GIVEN INSTRUCTION: Give every line again exactly as it appears, please, but not the pictures.

--- BEGIN THE RECORDS ---

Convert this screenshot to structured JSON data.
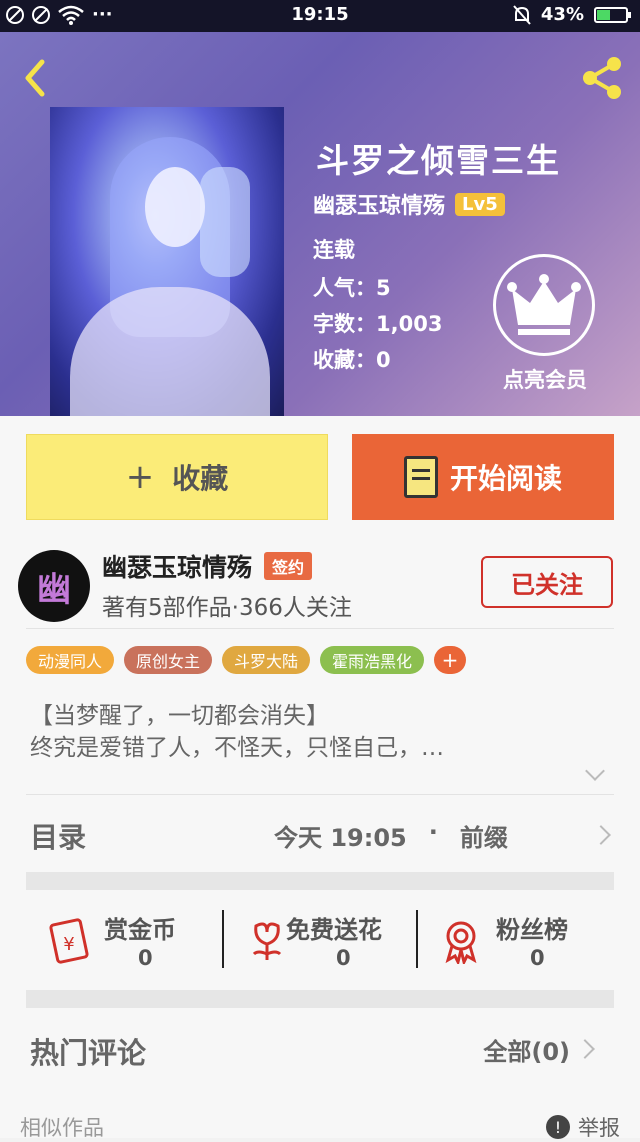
{
  "status_bar": {
    "time": "19:15",
    "battery": "43%",
    "battery_level": 0.43,
    "dots": "···"
  },
  "book": {
    "title": "斗罗之倾雪三生",
    "author": "幽瑟玉琼情殇",
    "level": "Lv5",
    "status": "连载",
    "popularity": "人气：5",
    "word_count": "字数：1,003",
    "favorites": "收藏：0"
  },
  "member_label": "点亮会员",
  "actions": {
    "favorite": "收藏",
    "favorite_plus": "+",
    "read": "开始阅读"
  },
  "author": {
    "avatar_char": "幽",
    "name": "幽瑟玉琼情殇",
    "badge": "签约",
    "summary": "著有5部作品·366人关注",
    "follow_button": "已关注"
  },
  "tags": [
    {
      "label": "动漫同人",
      "color": "#f2a93b"
    },
    {
      "label": "原创女主",
      "color": "#c9725c"
    },
    {
      "label": "斗罗大陆",
      "color": "#e0a840"
    },
    {
      "label": "霍雨浩黑化",
      "color": "#8cbf4f"
    }
  ],
  "tag_more": "+",
  "intro": {
    "line1": "【当梦醒了，一切都会消失】",
    "line2": "终究是爱错了人，不怪天，只怪自己，…"
  },
  "toc": {
    "label": "目录",
    "update_time": "今天 19:05",
    "dot": "·",
    "latest_chapter": "前缀"
  },
  "stats": [
    {
      "label": "赏金币",
      "value": "0"
    },
    {
      "label": "免费送花",
      "value": "0"
    },
    {
      "label": "粉丝榜",
      "value": "0"
    }
  ],
  "comments": {
    "title": "热门评论",
    "all": "全部(0)"
  },
  "similar": {
    "title": "相似作品",
    "report": "举报",
    "report_icon": "!"
  },
  "colors": {
    "accent": "#ea6537",
    "favorite_bg": "#fbec78",
    "follow": "#d0312a"
  }
}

--- END THE RECORDS ---

OUTPUT BELOW:
Convert this screenshot to structured JSON data.
{
  "status_bar": {
    "time": "19:15",
    "battery": "43%",
    "battery_level": 0.43,
    "dots": "···"
  },
  "book": {
    "title": "斗罗之倾雪三生",
    "author": "幽瑟玉琼情殇",
    "level": "Lv5",
    "status": "连载",
    "popularity": "人气：5",
    "word_count": "字数：1,003",
    "favorites": "收藏：0"
  },
  "member_label": "点亮会员",
  "actions": {
    "favorite": "收藏",
    "favorite_plus": "+",
    "read": "开始阅读"
  },
  "author": {
    "avatar_char": "幽",
    "name": "幽瑟玉琼情殇",
    "badge": "签约",
    "summary": "著有5部作品·366人关注",
    "follow_button": "已关注"
  },
  "tags": [
    {
      "label": "动漫同人",
      "color": "#f2a93b"
    },
    {
      "label": "原创女主",
      "color": "#c9725c"
    },
    {
      "label": "斗罗大陆",
      "color": "#e0a840"
    },
    {
      "label": "霍雨浩黑化",
      "color": "#8cbf4f"
    }
  ],
  "tag_more": "+",
  "intro": {
    "line1": "【当梦醒了，一切都会消失】",
    "line2": "终究是爱错了人，不怪天，只怪自己，…"
  },
  "toc": {
    "label": "目录",
    "update_time": "今天 19:05",
    "dot": "·",
    "latest_chapter": "前缀"
  },
  "stats": [
    {
      "label": "赏金币",
      "value": "0"
    },
    {
      "label": "免费送花",
      "value": "0"
    },
    {
      "label": "粉丝榜",
      "value": "0"
    }
  ],
  "comments": {
    "title": "热门评论",
    "all": "全部(0)"
  },
  "similar": {
    "title": "相似作品",
    "report": "举报",
    "report_icon": "!"
  },
  "colors": {
    "accent": "#ea6537",
    "favorite_bg": "#fbec78",
    "follow": "#d0312a"
  }
}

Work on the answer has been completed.